(TASK INSTRUCTIONS)
Pull each line holding the word "consumer" from the data.

Figure data in JSON:

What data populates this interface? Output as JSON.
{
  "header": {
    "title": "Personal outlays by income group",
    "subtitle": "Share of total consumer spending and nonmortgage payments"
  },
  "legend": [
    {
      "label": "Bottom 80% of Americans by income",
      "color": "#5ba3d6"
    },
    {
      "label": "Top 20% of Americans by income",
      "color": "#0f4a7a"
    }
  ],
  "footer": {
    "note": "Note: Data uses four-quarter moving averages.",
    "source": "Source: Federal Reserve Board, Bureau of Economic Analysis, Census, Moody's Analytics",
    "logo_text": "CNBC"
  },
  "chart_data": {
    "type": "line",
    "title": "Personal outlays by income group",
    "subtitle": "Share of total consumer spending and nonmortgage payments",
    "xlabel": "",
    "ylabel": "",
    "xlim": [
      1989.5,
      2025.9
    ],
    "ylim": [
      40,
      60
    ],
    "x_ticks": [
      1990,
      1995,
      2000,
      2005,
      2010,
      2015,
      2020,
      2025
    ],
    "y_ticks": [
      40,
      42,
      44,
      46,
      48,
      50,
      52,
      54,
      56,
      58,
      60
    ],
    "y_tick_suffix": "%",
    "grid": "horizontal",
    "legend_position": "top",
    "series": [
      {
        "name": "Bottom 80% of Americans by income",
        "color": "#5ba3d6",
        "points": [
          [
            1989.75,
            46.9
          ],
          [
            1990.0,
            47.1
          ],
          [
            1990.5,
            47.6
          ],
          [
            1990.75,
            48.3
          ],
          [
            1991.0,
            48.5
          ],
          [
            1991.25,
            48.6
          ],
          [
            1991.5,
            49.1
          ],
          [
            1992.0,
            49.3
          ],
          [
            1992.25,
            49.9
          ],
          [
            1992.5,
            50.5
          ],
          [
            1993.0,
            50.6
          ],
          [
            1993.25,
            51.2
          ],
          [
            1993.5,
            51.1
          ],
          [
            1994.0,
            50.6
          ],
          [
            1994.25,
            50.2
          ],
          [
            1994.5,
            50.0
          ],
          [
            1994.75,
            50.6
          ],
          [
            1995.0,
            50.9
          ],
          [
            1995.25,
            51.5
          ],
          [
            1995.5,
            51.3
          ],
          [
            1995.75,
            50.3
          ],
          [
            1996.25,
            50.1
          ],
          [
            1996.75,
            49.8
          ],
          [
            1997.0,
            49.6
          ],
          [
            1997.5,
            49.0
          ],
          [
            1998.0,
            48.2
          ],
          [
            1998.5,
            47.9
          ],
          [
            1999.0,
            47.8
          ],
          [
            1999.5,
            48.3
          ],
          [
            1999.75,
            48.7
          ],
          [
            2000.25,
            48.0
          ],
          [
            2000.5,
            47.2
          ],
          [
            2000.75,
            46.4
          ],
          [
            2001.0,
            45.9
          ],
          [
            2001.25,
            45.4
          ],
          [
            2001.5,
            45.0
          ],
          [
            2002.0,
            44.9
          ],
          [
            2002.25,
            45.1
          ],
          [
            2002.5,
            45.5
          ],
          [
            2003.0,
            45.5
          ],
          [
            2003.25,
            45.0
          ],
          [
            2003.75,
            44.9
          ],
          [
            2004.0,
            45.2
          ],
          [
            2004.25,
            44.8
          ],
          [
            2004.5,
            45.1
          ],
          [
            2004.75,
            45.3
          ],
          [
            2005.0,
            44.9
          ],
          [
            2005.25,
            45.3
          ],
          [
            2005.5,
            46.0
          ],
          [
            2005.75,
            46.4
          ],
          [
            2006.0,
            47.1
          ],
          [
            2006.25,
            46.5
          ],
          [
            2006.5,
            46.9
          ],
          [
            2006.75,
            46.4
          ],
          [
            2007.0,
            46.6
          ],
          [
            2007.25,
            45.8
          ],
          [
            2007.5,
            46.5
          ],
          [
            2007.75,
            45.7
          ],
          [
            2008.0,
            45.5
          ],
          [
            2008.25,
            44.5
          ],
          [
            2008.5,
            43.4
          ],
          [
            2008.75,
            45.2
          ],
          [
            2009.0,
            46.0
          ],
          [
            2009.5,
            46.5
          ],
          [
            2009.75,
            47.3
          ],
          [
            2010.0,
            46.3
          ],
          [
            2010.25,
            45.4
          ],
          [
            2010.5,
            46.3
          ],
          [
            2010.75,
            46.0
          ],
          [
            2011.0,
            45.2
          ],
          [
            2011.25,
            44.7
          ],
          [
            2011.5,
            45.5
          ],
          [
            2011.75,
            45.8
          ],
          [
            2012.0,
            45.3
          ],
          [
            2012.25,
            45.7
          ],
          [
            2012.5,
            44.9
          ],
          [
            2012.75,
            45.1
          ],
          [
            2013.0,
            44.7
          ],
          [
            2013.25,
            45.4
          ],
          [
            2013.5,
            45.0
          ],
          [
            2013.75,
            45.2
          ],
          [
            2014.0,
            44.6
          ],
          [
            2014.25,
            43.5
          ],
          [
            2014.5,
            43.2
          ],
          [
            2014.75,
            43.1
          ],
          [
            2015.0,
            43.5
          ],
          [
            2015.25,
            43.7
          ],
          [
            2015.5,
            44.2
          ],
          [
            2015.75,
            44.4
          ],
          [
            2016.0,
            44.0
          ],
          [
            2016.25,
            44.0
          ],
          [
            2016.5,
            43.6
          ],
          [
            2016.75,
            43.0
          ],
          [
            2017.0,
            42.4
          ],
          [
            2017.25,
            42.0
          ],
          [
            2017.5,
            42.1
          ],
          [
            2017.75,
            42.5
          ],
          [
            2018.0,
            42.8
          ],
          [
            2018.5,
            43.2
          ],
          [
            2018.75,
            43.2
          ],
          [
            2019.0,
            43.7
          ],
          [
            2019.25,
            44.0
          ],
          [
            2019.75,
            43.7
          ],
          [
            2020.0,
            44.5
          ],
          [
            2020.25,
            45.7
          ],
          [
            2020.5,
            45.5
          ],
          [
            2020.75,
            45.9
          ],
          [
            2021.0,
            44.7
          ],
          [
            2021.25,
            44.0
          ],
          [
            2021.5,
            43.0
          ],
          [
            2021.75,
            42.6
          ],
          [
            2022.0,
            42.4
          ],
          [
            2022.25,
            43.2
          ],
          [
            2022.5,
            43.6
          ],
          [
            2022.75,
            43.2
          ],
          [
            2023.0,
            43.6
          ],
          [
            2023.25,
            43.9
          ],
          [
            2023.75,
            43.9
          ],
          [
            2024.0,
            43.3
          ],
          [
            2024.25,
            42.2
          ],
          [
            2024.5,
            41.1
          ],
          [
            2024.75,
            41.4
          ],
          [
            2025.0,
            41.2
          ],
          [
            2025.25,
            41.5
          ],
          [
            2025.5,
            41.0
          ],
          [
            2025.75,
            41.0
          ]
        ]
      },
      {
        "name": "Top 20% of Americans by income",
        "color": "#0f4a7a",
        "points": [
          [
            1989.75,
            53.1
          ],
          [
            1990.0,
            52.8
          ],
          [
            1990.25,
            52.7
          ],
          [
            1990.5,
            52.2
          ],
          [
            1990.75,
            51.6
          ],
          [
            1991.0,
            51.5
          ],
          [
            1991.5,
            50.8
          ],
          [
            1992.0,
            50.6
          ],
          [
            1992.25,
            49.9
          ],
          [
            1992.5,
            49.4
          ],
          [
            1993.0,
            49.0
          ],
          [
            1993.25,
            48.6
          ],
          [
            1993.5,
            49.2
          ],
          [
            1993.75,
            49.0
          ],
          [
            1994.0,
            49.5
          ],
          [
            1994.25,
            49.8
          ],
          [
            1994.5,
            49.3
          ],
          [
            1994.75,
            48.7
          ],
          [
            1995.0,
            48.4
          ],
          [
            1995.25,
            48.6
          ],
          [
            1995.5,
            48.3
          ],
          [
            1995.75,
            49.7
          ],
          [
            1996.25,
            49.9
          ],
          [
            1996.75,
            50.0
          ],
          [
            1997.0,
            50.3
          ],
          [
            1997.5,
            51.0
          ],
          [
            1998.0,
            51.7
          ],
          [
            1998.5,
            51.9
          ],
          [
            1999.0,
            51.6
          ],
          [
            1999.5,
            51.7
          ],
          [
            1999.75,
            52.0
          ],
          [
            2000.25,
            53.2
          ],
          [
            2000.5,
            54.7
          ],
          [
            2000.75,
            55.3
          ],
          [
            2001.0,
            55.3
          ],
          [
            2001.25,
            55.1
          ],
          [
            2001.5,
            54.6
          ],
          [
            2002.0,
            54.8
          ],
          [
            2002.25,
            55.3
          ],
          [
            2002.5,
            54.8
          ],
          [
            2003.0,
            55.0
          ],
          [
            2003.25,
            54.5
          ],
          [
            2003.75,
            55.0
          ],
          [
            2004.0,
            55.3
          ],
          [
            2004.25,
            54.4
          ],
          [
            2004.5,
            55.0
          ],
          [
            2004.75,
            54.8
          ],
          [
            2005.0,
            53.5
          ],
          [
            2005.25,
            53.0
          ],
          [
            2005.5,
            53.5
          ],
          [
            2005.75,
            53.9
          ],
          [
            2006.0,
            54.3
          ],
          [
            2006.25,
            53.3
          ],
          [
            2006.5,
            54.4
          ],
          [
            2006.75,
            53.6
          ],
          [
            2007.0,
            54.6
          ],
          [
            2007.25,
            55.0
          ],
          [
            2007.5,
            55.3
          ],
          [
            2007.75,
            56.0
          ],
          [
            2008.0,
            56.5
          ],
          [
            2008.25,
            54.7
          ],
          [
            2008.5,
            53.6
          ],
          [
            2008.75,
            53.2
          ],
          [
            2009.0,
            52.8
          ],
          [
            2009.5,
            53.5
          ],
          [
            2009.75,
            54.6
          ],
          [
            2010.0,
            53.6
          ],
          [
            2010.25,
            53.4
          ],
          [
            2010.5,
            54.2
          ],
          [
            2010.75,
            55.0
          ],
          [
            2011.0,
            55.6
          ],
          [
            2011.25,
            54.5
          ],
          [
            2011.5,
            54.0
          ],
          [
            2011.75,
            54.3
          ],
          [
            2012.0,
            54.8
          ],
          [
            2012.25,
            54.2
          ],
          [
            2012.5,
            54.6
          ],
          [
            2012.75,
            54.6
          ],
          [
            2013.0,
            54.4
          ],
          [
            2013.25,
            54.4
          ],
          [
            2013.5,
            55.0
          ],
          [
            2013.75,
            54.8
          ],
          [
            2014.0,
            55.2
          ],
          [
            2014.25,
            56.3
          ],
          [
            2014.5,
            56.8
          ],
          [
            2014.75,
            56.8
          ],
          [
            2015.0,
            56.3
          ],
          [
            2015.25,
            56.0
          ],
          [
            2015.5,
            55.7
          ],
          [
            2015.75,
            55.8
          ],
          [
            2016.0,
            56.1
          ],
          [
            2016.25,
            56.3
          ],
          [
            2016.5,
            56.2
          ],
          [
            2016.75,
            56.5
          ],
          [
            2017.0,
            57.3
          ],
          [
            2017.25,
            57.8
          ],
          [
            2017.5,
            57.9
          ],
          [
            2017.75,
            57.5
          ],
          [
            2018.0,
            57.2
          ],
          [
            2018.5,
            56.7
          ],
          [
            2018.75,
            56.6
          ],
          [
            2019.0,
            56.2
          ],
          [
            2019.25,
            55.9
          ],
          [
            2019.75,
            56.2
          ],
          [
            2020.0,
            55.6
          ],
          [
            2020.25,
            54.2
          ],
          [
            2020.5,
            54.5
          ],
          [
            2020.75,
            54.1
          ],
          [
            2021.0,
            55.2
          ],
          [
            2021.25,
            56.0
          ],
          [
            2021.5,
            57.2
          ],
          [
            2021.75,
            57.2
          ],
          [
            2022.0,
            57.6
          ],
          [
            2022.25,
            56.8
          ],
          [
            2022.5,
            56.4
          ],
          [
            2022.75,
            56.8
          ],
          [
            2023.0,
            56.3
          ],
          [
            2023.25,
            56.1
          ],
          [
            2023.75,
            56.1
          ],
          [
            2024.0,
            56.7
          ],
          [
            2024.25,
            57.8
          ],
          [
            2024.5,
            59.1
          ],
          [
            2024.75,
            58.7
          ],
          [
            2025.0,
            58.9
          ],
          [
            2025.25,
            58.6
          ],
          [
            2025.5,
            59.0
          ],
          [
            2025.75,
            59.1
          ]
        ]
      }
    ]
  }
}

(WRITTEN RESPONSE)
    "subtitle": "Share of total consumer spending and nonmortgage payments"
    "subtitle": "Share of total consumer spending and nonmortgage payments",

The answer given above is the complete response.